In the copy, keep every record exact and leave out all images.
___ Records for this exercise
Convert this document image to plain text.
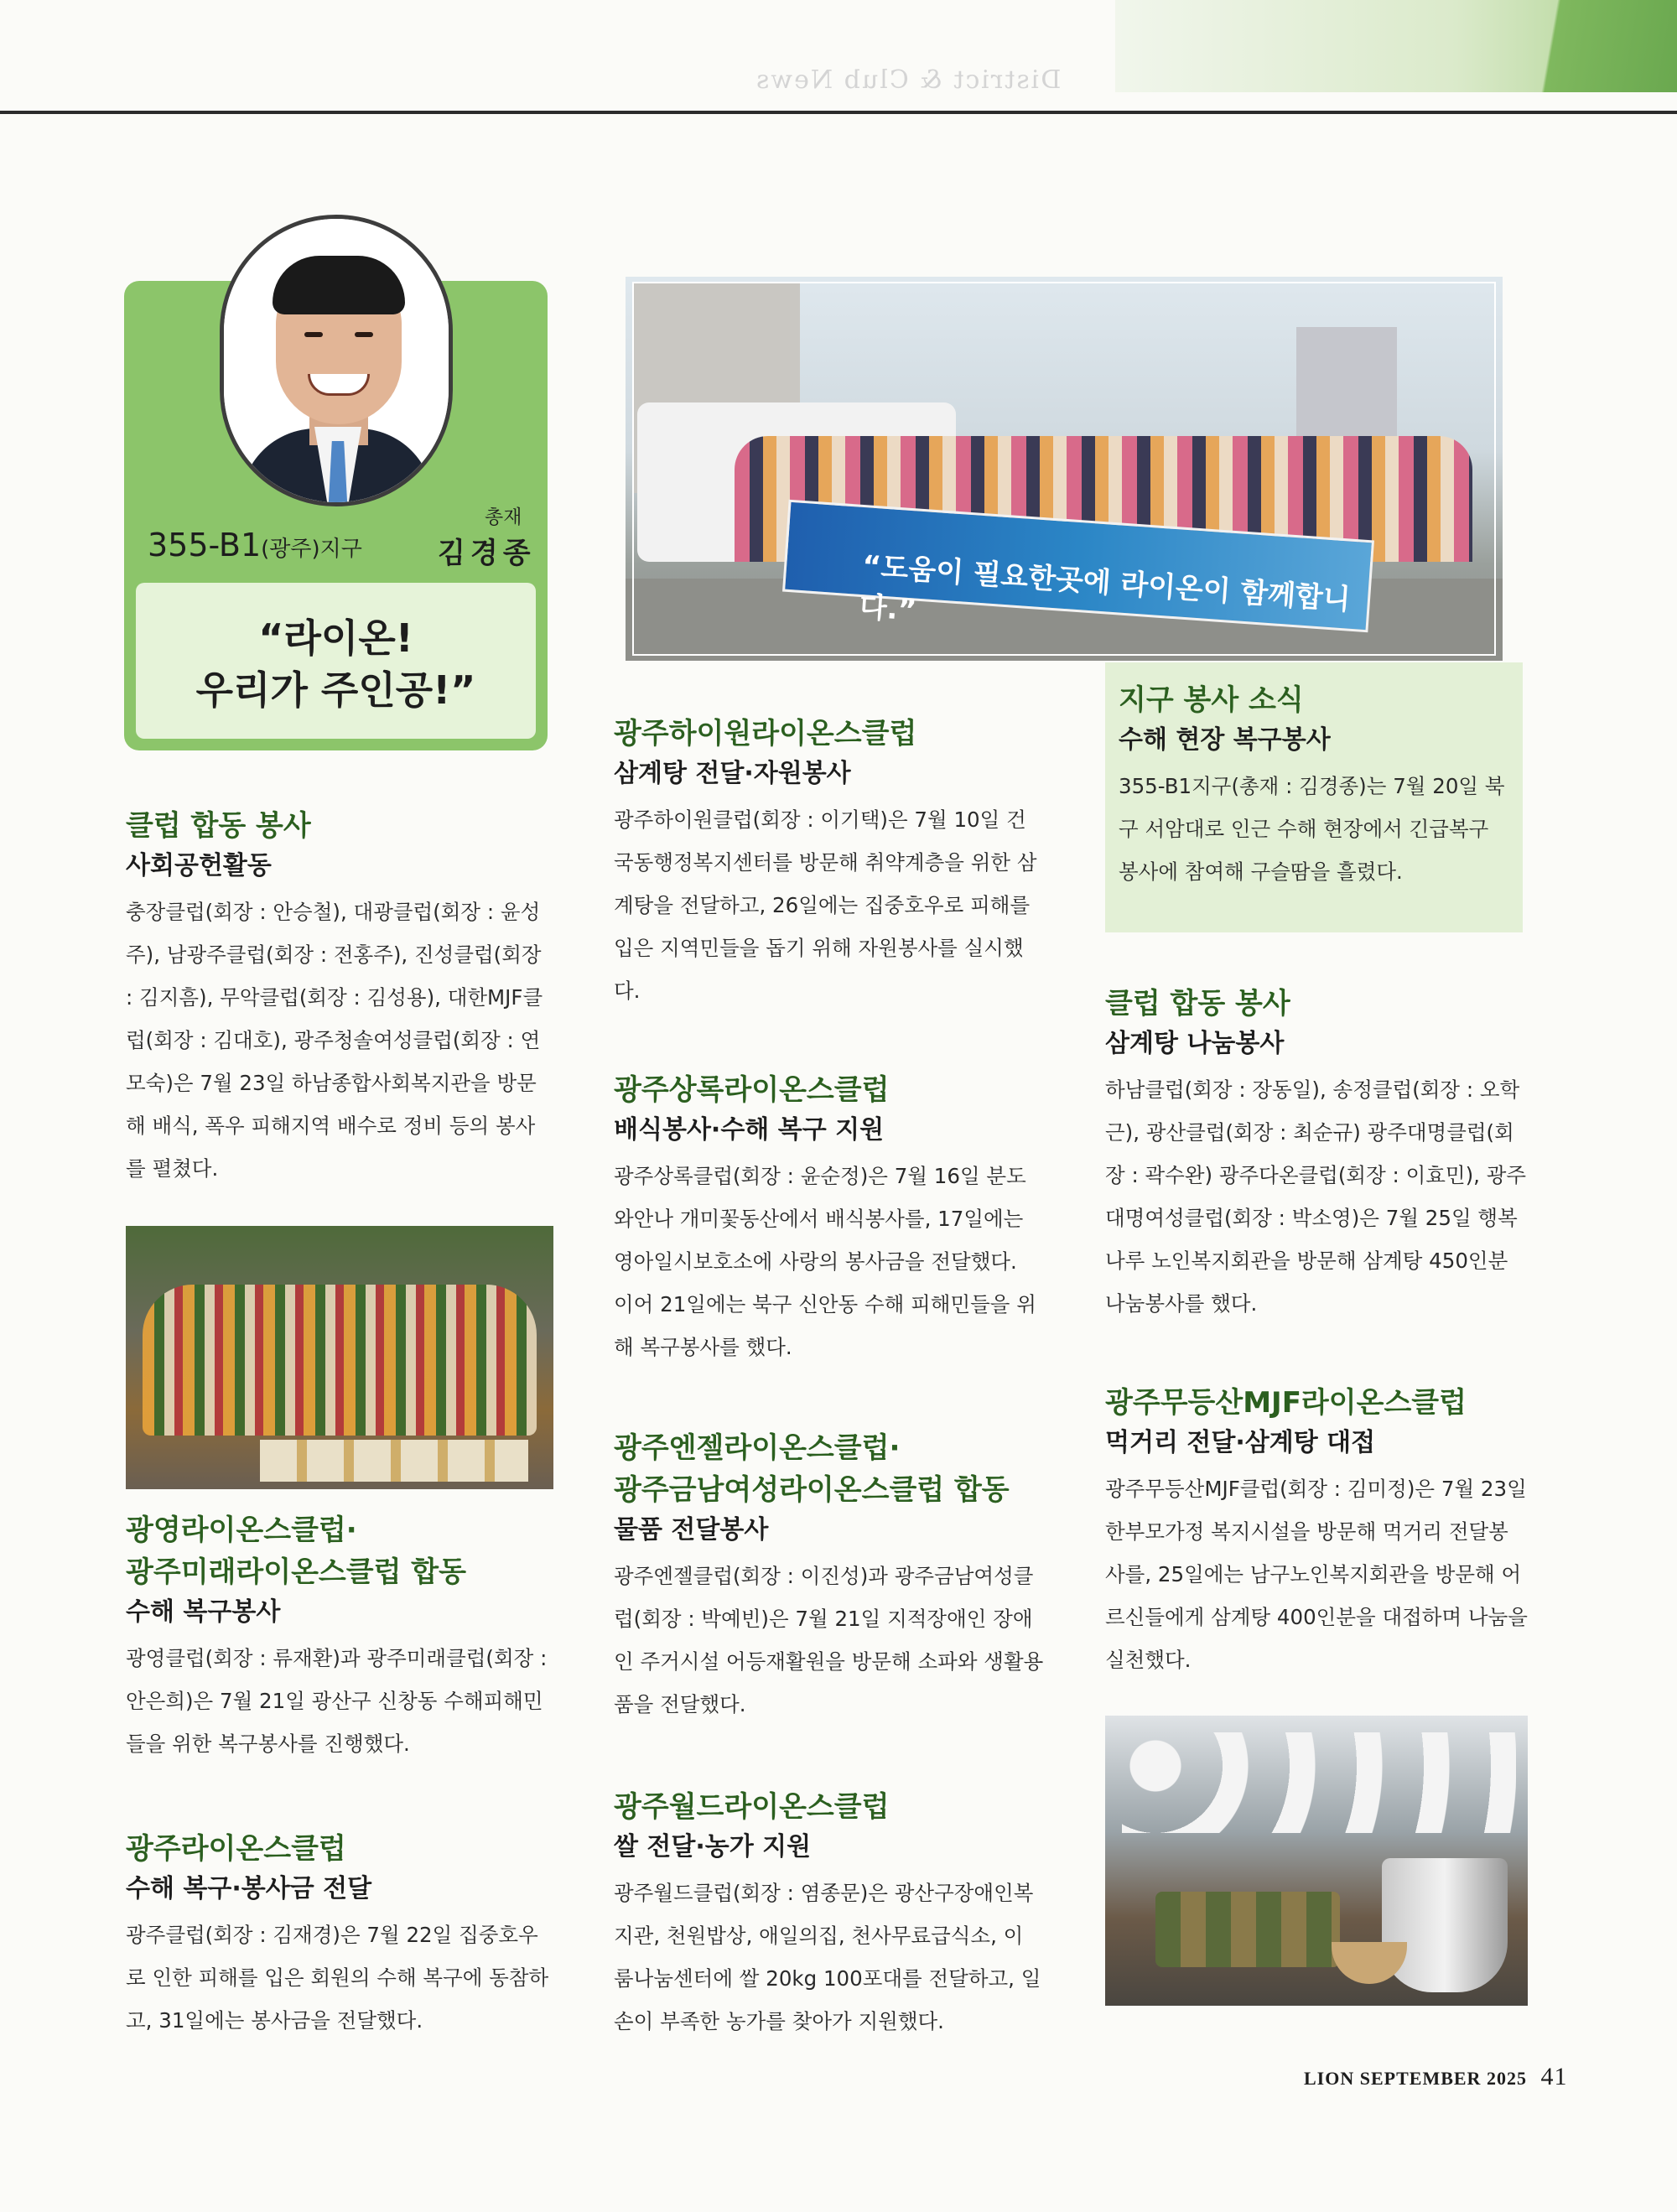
District & Club News
355-B1(광주)지구
총재
김경종
“라이온!
우리가 주인공!”
클럽 합동 봉사
사회공헌활동

충장클럽(회장 : 안승철), 대광클럽(회장 : 윤성주), 남광주클럽(회장 : 전홍주), 진성클럽(회장 : 김지흠), 무악클럽(회장 : 김성용), 대한MJF클럽(회장 : 김대호), 광주청솔여성클럽(회장 : 연모숙)은 7월 23일 하남종합사회복지관을 방문해 배식, 폭우 피해지역 배수로 정비 등의 봉사를 펼쳤다.

광영라이온스클럽·
광주미래라이온스클럽 합동
수해 복구봉사

광영클럽(회장 : 류재환)과 광주미래클럽(회장 : 안은희)은 7월 21일 광산구 신창동 수해피해민들을 위한 복구봉사를 진행했다.

광주라이온스클럽
수해 복구·봉사금 전달

광주클럽(회장 : 김재경)은 7월 22일 집중호우로 인한 피해를 입은 회원의 수해 복구에 동참하고, 31일에는 봉사금을 전달했다.

“도움이 필요한곳에 라이온이 함께합니다.”
광주하이원라이온스클럽
삼계탕 전달·자원봉사

광주하이원클럽(회장 : 이기택)은 7월 10일 건국동행정복지센터를 방문해 취약계층을 위한 삼계탕을 전달하고, 26일에는 집중호우로 피해를 입은 지역민들을 돕기 위해 자원봉사를 실시했다.

광주상록라이온스클럽
배식봉사·수해 복구 지원

광주상록클럽(회장 : 윤순정)은 7월 16일 분도와안나 개미꽃동산에서 배식봉사를, 17일에는 영아일시보호소에 사랑의 봉사금을 전달했다. 이어 21일에는 북구 신안동 수해 피해민들을 위해 복구봉사를 했다.

광주엔젤라이온스클럽·
광주금남여성라이온스클럽 합동
물품 전달봉사

광주엔젤클럽(회장 : 이진성)과 광주금남여성클럽(회장 : 박예빈)은 7월 21일 지적장애인 장애인 주거시설 어등재활원을 방문해 소파와 생활용품을 전달했다.

광주월드라이온스클럽
쌀 전달·농가 지원

광주월드클럽(회장 : 염종문)은 광산구장애인복지관, 천원밥상, 애일의집, 천사무료급식소, 이룸나눔센터에 쌀 20kg 100포대를 전달하고, 일손이 부족한 농가를 찾아가 지원했다.

지구 봉사 소식
수해 현장 복구봉사

355-B1지구(총재 : 김경종)는 7월 20일 북구 서암대로 인근 수해 현장에서 긴급복구 봉사에 참여해 구슬땀을 흘렸다.

클럽 합동 봉사
삼계탕 나눔봉사

하남클럽(회장 : 장동일), 송정클럽(회장 : 오학근), 광산클럽(회장 : 최순규) 광주대명클럽(회장 : 곽수완) 광주다온클럽(회장 : 이효민), 광주대명여성클럽(회장 : 박소영)은 7월 25일 행복나루 노인복지회관을 방문해 삼계탕 450인분 나눔봉사를 했다.

광주무등산MJF라이온스클럽
먹거리 전달·삼계탕 대접

광주무등산MJF클럽(회장 : 김미정)은 7월 23일 한부모가정 복지시설을 방문해 먹거리 전달봉사를, 25일에는 남구노인복지회관을 방문해 어르신들에게 삼계탕 400인분을 대접하며 나눔을 실천했다.

LION SEPTEMBER 2025 41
______
Solution to this exercise -
Convert this document image to plain text.
District & Club News
355-B1(광주)지구
총재
김경종
“라이온!
우리가 주인공!”
클럽 합동 봉사
사회공헌활동

충장클럽(회장 : 안승철), 대광클럽(회장 : 윤성주), 남광주클럽(회장 : 전홍주), 진성클럽(회장 : 김지흠), 무악클럽(회장 : 김성용), 대한MJF클럽(회장 : 김대호), 광주청솔여성클럽(회장 : 연모숙)은 7월 23일 하남종합사회복지관을 방문해 배식, 폭우 피해지역 배수로 정비 등의 봉사를 펼쳤다.

광영라이온스클럽·
광주미래라이온스클럽 합동
수해 복구봉사

광영클럽(회장 : 류재환)과 광주미래클럽(회장 : 안은희)은 7월 21일 광산구 신창동 수해피해민들을 위한 복구봉사를 진행했다.

광주라이온스클럽
수해 복구·봉사금 전달

광주클럽(회장 : 김재경)은 7월 22일 집중호우로 인한 피해를 입은 회원의 수해 복구에 동참하고, 31일에는 봉사금을 전달했다.

“도움이 필요한곳에 라이온이 함께합니다.”
광주하이원라이온스클럽
삼계탕 전달·자원봉사

광주하이원클럽(회장 : 이기택)은 7월 10일 건국동행정복지센터를 방문해 취약계층을 위한 삼계탕을 전달하고, 26일에는 집중호우로 피해를 입은 지역민들을 돕기 위해 자원봉사를 실시했다.

광주상록라이온스클럽
배식봉사·수해 복구 지원

광주상록클럽(회장 : 윤순정)은 7월 16일 분도와안나 개미꽃동산에서 배식봉사를, 17일에는 영아일시보호소에 사랑의 봉사금을 전달했다. 이어 21일에는 북구 신안동 수해 피해민들을 위해 복구봉사를 했다.

광주엔젤라이온스클럽·
광주금남여성라이온스클럽 합동
물품 전달봉사

광주엔젤클럽(회장 : 이진성)과 광주금남여성클럽(회장 : 박예빈)은 7월 21일 지적장애인 장애인 주거시설 어등재활원을 방문해 소파와 생활용품을 전달했다.

광주월드라이온스클럽
쌀 전달·농가 지원

광주월드클럽(회장 : 염종문)은 광산구장애인복지관, 천원밥상, 애일의집, 천사무료급식소, 이룸나눔센터에 쌀 20kg 100포대를 전달하고, 일손이 부족한 농가를 찾아가 지원했다.

지구 봉사 소식
수해 현장 복구봉사

355-B1지구(총재 : 김경종)는 7월 20일 북구 서암대로 인근 수해 현장에서 긴급복구 봉사에 참여해 구슬땀을 흘렸다.

클럽 합동 봉사
삼계탕 나눔봉사

하남클럽(회장 : 장동일), 송정클럽(회장 : 오학근), 광산클럽(회장 : 최순규) 광주대명클럽(회장 : 곽수완) 광주다온클럽(회장 : 이효민), 광주대명여성클럽(회장 : 박소영)은 7월 25일 행복나루 노인복지회관을 방문해 삼계탕 450인분 나눔봉사를 했다.

광주무등산MJF라이온스클럽
먹거리 전달·삼계탕 대접

광주무등산MJF클럽(회장 : 김미정)은 7월 23일 한부모가정 복지시설을 방문해 먹거리 전달봉사를, 25일에는 남구노인복지회관을 방문해 어르신들에게 삼계탕 400인분을 대접하며 나눔을 실천했다.

LION SEPTEMBER 2025 41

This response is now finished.